* Provided records:

- - -

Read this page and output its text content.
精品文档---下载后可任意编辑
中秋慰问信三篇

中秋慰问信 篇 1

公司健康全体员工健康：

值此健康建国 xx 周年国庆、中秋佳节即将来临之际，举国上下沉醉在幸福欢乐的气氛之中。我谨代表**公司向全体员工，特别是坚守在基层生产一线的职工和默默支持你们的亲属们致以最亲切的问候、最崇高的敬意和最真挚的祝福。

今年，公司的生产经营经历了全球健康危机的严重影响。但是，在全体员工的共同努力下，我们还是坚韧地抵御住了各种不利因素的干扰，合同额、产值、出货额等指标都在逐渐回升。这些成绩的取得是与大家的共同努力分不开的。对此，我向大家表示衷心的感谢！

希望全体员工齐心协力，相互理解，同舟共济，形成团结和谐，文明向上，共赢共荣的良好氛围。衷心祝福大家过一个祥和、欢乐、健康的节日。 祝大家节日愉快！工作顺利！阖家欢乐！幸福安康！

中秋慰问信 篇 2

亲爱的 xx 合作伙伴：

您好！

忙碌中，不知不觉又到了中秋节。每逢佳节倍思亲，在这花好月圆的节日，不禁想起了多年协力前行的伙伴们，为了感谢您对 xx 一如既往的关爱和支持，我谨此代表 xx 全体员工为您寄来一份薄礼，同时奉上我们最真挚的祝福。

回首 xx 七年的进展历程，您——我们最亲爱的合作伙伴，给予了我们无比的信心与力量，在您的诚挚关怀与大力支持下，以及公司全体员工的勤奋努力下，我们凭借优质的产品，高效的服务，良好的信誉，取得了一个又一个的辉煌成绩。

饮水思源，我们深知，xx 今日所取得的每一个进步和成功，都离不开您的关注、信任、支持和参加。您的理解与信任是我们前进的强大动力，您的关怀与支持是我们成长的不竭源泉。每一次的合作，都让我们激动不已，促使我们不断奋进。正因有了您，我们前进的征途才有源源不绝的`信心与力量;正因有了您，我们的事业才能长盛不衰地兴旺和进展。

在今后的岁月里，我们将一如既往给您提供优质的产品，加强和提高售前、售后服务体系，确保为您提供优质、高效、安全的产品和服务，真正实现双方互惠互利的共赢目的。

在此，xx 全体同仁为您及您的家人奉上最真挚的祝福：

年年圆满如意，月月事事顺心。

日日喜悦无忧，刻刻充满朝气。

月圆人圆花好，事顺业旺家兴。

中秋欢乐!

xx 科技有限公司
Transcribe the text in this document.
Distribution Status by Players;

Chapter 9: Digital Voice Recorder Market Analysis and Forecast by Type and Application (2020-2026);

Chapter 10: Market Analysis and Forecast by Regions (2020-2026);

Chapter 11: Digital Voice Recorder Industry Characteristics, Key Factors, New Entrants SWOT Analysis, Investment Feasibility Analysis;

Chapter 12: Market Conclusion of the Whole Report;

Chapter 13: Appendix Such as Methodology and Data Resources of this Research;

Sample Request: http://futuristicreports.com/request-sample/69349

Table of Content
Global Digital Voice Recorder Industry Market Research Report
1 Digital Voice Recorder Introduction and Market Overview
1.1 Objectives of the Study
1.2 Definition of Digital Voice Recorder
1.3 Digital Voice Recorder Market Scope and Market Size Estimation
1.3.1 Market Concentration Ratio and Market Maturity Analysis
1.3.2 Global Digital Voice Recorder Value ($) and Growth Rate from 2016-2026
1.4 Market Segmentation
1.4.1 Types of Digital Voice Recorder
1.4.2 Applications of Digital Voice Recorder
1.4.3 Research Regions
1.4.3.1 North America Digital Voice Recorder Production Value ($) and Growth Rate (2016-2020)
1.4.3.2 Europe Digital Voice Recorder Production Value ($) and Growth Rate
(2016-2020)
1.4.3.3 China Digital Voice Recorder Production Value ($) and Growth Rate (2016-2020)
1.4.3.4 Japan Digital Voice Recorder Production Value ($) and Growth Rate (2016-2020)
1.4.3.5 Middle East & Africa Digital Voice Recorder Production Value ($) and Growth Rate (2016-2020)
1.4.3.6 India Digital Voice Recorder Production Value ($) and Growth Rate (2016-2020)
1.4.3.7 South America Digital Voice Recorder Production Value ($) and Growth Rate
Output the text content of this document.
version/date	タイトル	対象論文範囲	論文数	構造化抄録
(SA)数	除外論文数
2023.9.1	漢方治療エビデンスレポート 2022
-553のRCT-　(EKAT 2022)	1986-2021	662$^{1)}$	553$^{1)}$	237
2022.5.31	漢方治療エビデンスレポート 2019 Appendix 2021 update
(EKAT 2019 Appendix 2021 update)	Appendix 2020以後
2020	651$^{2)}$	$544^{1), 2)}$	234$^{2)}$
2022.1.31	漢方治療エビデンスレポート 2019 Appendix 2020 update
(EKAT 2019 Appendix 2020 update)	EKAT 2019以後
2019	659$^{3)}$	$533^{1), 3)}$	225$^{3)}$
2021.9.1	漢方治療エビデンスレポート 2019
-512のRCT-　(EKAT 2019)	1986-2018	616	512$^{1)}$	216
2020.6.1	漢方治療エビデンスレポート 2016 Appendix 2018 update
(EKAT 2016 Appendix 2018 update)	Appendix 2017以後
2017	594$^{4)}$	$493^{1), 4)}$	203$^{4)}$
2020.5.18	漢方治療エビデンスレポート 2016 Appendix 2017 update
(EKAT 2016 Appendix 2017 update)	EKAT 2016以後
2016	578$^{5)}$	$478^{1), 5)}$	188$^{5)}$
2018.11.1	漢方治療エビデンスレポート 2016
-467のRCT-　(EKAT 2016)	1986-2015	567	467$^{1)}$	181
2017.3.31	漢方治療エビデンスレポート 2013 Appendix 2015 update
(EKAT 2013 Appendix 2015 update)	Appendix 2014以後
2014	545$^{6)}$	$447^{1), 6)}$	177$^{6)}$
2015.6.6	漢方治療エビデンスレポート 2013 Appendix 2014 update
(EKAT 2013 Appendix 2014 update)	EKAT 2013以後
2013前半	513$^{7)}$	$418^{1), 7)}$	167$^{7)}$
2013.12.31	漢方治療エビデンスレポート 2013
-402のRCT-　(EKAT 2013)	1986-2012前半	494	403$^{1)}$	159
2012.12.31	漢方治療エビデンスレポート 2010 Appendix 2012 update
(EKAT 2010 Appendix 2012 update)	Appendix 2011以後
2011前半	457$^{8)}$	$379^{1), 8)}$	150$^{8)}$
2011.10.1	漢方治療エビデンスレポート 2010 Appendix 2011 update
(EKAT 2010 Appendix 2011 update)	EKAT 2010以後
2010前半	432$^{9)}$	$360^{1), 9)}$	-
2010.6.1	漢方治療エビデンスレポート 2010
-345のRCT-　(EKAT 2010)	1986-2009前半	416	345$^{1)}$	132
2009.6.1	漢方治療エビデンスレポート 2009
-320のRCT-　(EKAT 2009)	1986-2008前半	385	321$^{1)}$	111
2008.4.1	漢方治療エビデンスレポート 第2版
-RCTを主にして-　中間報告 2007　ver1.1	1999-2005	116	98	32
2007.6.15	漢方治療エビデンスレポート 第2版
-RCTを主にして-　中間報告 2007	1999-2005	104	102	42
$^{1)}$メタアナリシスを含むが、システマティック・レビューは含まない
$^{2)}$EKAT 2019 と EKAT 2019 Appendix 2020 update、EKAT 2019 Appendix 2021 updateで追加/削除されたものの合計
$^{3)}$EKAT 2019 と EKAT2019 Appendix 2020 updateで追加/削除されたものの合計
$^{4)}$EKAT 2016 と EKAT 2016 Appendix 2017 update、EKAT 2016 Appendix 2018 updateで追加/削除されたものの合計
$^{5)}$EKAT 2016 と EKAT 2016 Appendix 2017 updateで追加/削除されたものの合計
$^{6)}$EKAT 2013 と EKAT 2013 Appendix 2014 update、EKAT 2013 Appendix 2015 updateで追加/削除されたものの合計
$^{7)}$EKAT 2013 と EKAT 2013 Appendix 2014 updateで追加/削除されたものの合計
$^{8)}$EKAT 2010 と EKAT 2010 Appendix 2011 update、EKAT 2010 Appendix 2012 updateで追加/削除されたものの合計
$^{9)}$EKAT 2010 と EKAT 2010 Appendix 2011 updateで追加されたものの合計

- - -

* Exercise aim: Which lines include "Industry"? Copy each of them out.

* Solution:
Chapter 11: Digital Voice Recorder Industry Characteristics, Key Factors, New Entrants SWOT Analysis, Investment Feasibility Analysis;
Global Digital Voice Recorder Industry Market Research Report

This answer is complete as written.